Every line containing the word "морским" needs to be found and copied.

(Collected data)
----------------
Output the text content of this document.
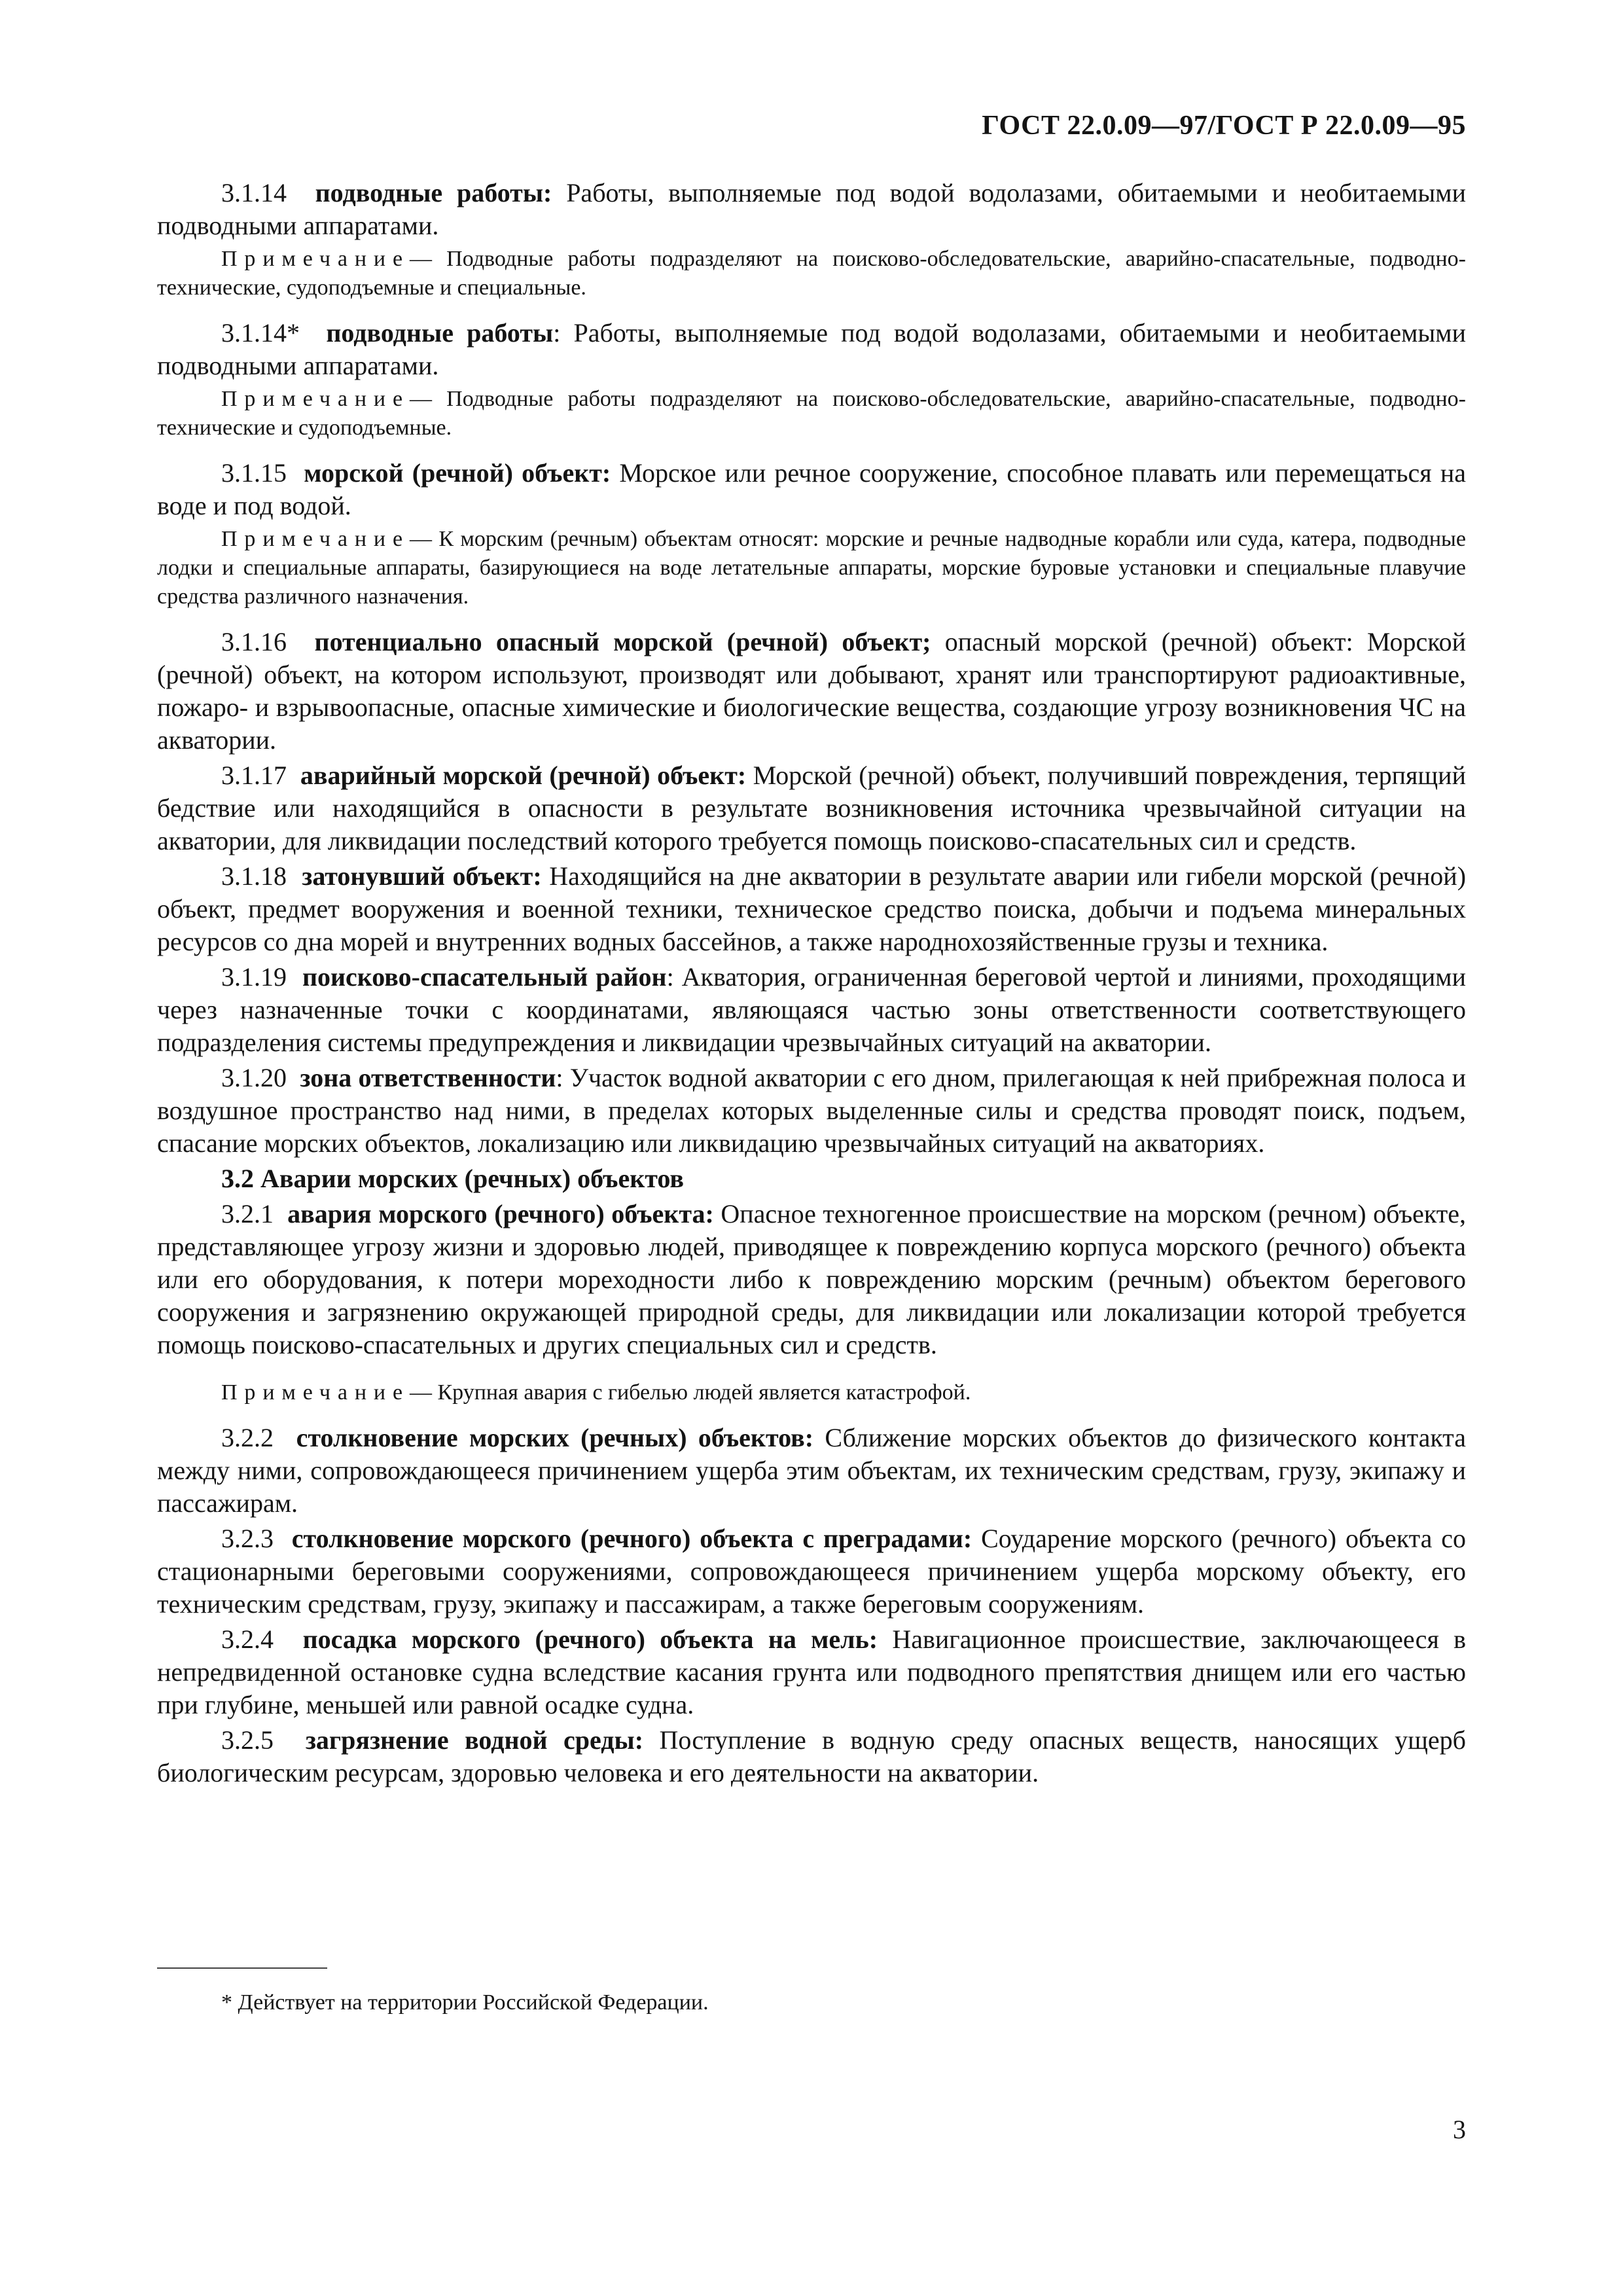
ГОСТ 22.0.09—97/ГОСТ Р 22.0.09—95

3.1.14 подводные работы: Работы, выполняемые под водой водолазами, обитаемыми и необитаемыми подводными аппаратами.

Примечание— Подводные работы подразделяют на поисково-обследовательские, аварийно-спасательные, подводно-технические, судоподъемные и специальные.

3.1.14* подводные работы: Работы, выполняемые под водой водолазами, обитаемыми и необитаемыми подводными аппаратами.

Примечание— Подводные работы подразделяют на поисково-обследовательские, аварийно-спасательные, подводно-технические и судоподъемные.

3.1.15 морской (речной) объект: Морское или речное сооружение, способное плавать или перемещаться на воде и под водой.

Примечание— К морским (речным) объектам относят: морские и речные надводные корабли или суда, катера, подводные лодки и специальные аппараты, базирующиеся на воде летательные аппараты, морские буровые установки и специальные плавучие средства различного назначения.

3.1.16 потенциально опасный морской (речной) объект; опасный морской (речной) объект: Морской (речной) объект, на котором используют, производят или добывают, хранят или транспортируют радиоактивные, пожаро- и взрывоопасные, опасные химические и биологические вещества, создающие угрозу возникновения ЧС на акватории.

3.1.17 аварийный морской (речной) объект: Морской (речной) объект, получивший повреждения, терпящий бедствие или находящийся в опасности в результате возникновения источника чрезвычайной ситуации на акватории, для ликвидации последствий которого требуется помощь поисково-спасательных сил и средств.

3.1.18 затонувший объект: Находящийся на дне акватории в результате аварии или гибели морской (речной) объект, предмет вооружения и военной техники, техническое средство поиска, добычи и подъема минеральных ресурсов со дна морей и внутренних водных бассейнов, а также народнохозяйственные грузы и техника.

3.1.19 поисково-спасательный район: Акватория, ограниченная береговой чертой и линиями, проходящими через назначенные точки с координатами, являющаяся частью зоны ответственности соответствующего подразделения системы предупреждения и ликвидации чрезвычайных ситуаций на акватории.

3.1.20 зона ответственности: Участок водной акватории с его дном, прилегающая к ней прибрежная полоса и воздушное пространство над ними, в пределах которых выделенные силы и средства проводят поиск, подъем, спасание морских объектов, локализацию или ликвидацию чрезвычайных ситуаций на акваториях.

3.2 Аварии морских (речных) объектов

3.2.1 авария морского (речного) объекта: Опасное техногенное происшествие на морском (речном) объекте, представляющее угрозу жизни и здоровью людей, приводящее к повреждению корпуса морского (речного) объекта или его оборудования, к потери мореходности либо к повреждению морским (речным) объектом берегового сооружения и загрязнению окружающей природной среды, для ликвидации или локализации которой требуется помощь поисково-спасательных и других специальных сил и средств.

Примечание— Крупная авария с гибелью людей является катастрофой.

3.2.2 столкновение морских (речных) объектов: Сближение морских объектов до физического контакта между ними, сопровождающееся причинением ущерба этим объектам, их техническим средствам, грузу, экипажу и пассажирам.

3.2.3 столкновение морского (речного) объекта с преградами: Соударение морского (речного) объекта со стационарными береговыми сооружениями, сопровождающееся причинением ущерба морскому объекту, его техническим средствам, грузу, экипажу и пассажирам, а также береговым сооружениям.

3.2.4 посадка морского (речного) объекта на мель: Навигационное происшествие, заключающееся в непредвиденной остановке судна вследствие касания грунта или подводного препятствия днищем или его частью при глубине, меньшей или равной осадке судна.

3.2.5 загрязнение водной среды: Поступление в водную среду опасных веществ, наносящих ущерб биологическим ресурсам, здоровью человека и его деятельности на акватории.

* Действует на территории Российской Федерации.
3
----------------
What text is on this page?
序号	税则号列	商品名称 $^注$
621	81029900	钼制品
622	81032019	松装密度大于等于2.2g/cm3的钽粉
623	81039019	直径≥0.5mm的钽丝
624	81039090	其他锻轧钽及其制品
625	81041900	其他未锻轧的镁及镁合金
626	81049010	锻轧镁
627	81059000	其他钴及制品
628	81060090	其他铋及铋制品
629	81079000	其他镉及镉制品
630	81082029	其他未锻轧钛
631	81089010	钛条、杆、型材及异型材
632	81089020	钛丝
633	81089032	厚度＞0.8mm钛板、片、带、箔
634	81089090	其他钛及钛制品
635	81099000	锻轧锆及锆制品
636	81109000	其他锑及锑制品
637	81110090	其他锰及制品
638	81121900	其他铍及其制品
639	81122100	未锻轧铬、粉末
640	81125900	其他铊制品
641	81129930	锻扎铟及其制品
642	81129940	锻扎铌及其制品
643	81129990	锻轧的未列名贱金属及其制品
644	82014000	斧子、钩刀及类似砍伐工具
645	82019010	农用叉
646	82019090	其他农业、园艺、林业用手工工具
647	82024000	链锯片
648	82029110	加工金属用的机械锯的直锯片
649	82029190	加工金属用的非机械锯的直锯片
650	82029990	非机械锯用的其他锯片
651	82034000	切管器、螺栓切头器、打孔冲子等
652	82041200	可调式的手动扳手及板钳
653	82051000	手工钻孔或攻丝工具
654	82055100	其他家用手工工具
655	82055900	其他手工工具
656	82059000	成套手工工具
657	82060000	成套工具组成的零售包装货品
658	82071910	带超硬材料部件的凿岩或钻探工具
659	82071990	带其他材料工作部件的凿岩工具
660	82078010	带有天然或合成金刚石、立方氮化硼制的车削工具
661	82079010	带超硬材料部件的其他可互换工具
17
----------------
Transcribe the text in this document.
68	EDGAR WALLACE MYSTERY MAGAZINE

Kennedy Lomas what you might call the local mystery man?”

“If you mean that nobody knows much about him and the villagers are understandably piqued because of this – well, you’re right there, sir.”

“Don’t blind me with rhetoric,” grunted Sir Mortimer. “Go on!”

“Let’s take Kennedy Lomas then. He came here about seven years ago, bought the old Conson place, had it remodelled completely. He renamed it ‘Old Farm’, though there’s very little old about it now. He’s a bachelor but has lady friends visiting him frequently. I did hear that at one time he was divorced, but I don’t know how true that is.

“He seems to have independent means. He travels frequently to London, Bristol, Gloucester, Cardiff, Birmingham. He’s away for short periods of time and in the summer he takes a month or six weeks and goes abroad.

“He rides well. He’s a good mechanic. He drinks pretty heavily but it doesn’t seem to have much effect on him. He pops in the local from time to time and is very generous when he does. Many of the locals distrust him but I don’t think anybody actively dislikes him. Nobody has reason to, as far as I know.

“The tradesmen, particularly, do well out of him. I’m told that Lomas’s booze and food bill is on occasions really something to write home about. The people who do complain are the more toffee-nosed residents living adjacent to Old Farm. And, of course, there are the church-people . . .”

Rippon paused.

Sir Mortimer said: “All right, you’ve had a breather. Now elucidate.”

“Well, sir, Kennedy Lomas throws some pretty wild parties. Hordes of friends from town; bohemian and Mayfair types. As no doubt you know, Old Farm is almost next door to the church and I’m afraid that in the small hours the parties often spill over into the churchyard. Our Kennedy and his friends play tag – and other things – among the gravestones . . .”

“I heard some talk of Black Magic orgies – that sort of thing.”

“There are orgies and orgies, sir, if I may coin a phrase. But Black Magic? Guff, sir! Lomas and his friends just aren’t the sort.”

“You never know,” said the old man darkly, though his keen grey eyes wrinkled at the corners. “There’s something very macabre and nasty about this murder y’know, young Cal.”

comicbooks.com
----------------
* Solution for this problem *
Примечание— К морским (речным) объектам относят: морские и речные надводные корабли или суда, катера, подводные лодки и специальные аппараты, базирующиеся на воде летательные аппараты, морские буровые установки и специальные плавучие средства различного назначения.
3.2.1 авария морского (речного) объекта: Опасное техногенное происшествие на морском (речном) объекте, представляющее угрозу жизни и здоровью людей, приводящее к повреждению корпуса морского (речного) объекта или его оборудования, к потери мореходности либо к повреждению морским (речным) объектом берегового сооружения и загрязнению окружающей природной среды, для ликвидации или локализации которой требуется помощь поисково-спасательных и других специальных сил и средств.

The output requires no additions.